-------- Supplied material --------

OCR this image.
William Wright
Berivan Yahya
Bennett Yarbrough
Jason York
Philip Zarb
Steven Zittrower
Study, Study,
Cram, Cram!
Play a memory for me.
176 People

--------

**Work to do**
Every record above should be copied exactly.

**Task response**
OCR this image.
William Wright
Berivan Yahya
Bennett Yarbrough
Jason York
Philip Zarb
Steven Zittrower
Study, Study,
Cram, Cram!
Play a memory for me.
176 People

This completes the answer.